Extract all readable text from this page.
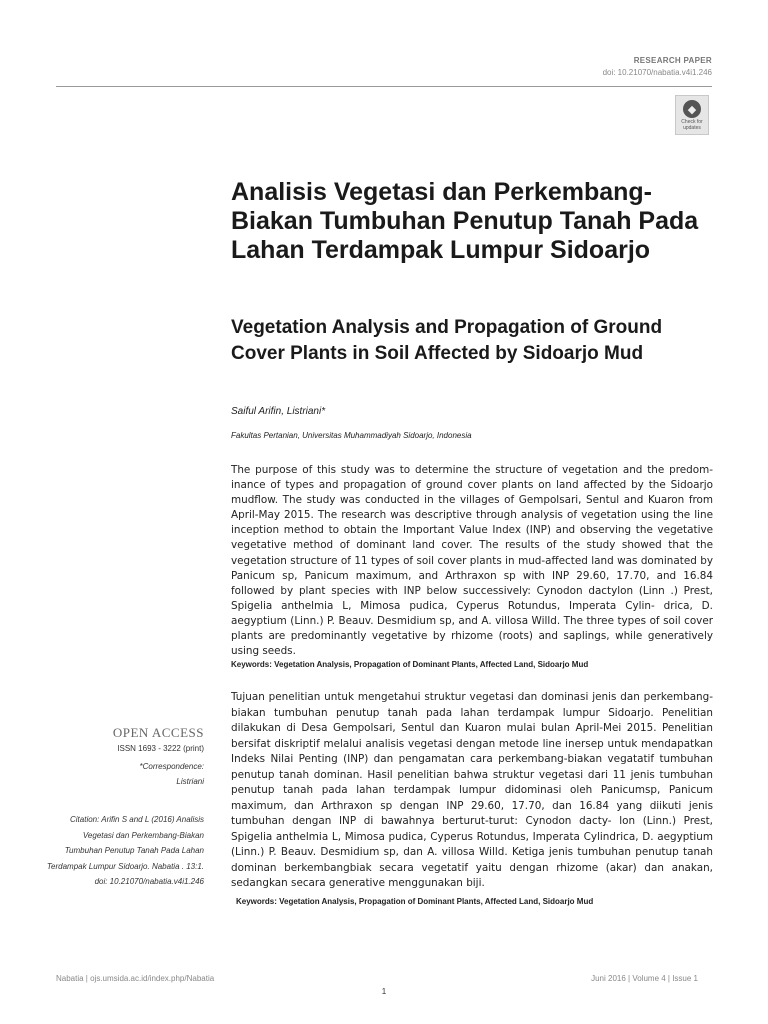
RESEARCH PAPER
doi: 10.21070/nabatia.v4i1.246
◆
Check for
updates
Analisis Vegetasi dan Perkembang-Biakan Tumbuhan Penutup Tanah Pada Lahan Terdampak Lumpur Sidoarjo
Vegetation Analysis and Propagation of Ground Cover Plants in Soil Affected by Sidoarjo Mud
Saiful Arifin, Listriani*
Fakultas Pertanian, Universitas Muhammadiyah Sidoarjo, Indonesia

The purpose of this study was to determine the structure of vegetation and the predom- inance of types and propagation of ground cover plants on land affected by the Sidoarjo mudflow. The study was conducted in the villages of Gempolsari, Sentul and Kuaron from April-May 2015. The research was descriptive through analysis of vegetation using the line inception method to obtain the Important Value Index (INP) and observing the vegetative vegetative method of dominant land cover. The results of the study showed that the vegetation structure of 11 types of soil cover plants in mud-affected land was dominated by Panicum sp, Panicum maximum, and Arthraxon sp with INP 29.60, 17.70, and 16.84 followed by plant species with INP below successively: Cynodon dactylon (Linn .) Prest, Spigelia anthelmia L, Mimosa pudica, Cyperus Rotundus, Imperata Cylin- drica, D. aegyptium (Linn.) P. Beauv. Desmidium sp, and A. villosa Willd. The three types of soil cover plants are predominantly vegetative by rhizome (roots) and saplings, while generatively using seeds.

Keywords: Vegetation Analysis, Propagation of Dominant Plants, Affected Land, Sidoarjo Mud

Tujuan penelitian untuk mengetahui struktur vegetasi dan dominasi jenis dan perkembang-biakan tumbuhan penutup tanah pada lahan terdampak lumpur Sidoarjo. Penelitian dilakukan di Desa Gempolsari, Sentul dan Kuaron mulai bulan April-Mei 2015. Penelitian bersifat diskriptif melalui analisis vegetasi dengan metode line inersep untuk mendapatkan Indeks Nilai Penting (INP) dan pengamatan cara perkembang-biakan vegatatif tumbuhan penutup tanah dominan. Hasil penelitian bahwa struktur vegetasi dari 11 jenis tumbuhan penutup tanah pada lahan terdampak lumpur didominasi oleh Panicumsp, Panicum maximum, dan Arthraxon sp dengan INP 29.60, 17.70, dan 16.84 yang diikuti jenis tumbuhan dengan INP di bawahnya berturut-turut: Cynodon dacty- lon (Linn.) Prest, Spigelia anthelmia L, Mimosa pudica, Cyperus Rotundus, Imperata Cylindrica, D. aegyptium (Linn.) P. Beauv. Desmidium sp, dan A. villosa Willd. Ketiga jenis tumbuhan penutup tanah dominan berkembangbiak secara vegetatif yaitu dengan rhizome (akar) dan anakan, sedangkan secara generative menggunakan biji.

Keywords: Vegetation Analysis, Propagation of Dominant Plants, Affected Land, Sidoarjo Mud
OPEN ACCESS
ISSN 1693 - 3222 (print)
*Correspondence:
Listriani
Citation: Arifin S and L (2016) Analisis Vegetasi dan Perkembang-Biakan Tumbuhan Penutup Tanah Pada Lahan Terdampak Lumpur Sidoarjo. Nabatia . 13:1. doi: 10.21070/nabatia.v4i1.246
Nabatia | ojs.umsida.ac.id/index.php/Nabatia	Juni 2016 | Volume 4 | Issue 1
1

--

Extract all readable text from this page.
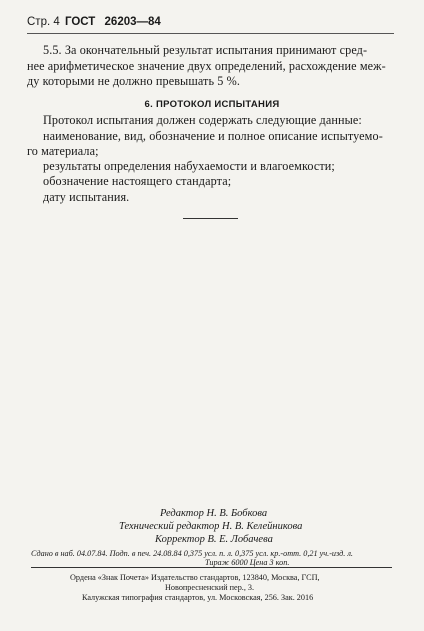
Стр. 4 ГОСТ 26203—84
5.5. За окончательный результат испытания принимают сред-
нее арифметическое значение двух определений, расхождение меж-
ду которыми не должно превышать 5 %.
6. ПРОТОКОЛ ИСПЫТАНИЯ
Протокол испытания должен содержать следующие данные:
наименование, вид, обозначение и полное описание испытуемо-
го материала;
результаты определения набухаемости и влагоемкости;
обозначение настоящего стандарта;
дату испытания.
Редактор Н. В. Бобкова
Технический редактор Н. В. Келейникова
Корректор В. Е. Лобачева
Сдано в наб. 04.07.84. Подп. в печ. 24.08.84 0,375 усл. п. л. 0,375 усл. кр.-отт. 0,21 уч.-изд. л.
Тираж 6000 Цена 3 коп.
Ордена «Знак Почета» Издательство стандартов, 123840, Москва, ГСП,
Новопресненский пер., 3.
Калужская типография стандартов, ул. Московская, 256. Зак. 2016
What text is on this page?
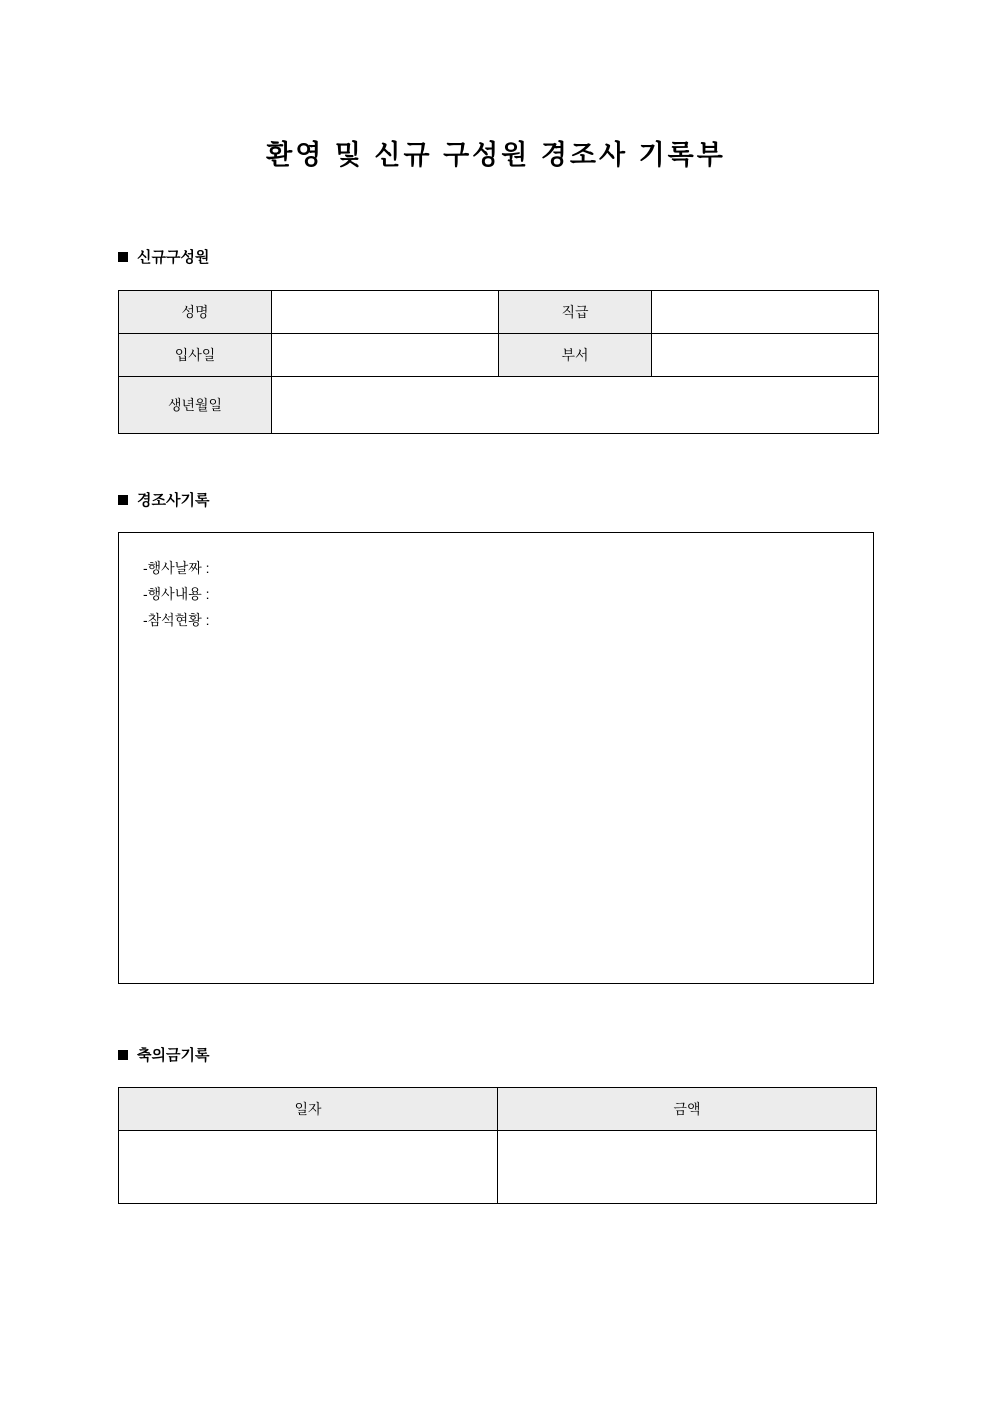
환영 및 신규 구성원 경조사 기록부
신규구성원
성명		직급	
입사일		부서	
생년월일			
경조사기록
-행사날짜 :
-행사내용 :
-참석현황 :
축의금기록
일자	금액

==

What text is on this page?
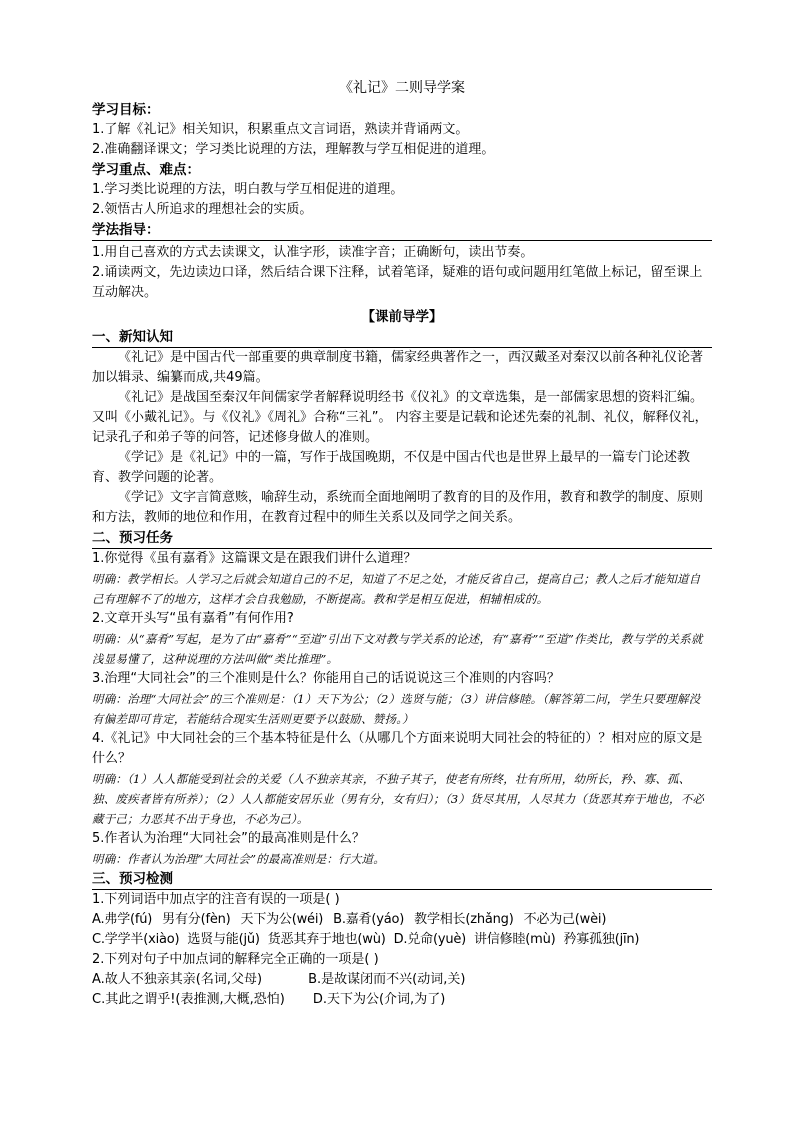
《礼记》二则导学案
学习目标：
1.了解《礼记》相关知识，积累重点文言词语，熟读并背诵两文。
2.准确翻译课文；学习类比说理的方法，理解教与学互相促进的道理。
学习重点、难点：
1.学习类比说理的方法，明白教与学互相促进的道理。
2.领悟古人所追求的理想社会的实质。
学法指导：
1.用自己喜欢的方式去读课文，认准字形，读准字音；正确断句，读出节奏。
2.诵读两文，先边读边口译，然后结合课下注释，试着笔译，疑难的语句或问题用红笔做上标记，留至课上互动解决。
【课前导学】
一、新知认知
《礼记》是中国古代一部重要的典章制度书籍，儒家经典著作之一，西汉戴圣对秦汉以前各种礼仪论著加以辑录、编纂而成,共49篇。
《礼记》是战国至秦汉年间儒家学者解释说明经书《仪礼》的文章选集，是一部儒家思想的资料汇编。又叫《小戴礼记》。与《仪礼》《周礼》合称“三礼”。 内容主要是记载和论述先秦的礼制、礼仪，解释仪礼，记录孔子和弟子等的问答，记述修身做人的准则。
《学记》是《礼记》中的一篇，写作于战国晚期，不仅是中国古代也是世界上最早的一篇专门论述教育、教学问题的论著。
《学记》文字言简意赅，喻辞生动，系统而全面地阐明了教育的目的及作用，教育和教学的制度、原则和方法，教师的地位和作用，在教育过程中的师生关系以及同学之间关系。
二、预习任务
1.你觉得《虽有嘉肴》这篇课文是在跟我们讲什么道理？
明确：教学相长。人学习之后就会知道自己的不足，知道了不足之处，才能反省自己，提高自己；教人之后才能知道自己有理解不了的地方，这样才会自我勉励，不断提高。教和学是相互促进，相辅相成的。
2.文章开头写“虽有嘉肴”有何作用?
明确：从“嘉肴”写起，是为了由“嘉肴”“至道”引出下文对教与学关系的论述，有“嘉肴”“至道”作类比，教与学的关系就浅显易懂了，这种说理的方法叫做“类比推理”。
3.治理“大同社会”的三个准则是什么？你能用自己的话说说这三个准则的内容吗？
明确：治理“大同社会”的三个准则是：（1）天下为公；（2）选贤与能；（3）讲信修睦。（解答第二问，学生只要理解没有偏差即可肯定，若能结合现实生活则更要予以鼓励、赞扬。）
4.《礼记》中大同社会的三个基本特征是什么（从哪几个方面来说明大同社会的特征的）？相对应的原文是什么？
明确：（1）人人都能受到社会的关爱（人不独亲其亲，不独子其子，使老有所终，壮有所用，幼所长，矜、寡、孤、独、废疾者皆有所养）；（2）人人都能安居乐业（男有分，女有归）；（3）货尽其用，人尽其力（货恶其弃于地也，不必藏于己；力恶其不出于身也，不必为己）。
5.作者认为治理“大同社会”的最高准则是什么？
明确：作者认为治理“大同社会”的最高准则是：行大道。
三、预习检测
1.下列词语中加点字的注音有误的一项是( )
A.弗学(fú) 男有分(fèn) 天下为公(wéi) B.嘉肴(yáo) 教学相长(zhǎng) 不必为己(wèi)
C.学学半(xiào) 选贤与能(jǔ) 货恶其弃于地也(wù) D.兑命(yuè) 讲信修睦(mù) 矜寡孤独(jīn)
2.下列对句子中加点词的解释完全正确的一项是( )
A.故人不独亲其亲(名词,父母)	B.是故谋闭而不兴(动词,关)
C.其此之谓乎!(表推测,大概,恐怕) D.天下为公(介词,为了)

=== DIRECTIVE ===
Search the records for the word "虽有嘉肴", then list every line that has it.

=== RESULT OF THIS EXERCISE ===
1.你觉得《虽有嘉肴》这篇课文是在跟我们讲什么道理？
2.文章开头写“虽有嘉肴”有何作用?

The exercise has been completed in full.